----- RECORDED INFORMATION

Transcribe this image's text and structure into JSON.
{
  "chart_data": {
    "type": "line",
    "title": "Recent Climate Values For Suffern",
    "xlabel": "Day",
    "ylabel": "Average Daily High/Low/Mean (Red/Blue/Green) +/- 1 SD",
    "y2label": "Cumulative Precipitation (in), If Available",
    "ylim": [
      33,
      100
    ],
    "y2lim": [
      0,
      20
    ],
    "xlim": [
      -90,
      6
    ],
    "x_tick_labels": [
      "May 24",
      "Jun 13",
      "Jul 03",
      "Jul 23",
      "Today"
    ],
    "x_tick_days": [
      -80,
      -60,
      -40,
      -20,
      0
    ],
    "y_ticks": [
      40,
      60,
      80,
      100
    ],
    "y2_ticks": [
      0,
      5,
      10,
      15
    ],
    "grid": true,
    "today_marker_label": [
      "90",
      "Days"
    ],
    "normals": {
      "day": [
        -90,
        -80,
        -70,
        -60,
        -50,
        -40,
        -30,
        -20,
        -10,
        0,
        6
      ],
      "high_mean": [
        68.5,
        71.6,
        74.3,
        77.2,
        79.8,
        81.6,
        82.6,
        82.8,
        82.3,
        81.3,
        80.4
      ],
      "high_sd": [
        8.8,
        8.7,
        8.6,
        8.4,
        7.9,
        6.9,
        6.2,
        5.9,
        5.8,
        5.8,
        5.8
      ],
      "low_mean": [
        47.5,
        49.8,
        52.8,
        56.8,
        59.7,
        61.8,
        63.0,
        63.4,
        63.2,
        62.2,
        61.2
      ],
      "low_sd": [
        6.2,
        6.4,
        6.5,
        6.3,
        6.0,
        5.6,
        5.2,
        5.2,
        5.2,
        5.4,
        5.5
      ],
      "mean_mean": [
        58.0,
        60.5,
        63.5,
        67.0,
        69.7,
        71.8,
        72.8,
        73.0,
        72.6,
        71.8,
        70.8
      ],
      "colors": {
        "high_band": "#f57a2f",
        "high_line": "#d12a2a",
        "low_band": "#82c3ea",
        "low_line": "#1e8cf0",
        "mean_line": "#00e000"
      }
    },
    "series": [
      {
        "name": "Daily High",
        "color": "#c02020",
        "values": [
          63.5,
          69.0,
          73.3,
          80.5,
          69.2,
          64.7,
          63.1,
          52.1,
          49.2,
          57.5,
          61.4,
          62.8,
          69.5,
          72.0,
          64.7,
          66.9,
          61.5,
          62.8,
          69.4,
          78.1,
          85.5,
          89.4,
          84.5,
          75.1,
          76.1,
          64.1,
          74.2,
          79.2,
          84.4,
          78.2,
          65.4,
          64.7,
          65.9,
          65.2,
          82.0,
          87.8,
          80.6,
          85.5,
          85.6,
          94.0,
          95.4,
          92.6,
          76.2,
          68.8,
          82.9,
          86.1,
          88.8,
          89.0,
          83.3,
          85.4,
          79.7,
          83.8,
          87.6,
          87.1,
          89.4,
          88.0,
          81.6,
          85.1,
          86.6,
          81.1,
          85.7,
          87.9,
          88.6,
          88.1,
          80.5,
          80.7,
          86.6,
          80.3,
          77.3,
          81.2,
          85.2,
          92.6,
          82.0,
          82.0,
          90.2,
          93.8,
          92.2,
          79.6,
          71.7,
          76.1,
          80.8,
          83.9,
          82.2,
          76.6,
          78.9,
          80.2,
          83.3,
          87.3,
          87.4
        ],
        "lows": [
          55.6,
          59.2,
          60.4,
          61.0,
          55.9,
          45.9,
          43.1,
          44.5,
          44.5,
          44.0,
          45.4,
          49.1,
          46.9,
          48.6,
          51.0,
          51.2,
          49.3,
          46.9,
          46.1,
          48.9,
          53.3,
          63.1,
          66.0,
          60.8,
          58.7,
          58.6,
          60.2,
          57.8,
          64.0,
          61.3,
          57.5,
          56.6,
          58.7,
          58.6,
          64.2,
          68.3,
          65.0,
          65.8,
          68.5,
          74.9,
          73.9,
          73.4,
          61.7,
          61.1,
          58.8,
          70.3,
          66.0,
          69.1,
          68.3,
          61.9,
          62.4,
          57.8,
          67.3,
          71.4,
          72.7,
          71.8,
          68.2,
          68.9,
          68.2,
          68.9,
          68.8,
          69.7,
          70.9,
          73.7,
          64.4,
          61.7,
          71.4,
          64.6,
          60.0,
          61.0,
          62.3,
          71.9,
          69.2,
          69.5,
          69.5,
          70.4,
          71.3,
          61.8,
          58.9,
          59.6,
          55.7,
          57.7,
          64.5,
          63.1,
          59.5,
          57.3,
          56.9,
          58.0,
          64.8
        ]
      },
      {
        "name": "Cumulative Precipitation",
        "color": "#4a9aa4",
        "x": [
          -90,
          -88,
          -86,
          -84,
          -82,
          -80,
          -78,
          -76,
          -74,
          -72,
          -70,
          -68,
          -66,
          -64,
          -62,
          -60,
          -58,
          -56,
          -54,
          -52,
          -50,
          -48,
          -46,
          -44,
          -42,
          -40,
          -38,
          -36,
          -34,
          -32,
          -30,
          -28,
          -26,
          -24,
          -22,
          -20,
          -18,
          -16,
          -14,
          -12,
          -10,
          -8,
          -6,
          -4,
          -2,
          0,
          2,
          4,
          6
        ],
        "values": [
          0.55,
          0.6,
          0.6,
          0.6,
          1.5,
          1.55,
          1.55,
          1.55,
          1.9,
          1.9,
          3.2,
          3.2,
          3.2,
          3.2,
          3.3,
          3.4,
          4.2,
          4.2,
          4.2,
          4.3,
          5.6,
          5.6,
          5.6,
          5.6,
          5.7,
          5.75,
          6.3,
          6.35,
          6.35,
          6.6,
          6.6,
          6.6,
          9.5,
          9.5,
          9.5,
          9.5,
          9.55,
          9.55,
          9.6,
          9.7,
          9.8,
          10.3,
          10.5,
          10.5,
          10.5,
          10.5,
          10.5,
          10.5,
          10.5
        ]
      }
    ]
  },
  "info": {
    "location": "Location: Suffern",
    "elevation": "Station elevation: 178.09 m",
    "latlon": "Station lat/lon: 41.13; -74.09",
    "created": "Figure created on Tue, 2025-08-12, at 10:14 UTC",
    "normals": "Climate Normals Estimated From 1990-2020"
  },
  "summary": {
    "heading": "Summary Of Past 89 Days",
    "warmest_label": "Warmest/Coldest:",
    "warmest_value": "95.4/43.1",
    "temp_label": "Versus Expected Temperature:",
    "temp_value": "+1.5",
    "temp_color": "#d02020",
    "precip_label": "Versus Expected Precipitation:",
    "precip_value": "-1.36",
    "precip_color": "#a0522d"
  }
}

----------

- _TASK_
Scan the material and collect every line that contains "normals".

- _FINAL ANSWER_
    "normals": {
    "normals": "Climate Normals Estimated From 1990-2020"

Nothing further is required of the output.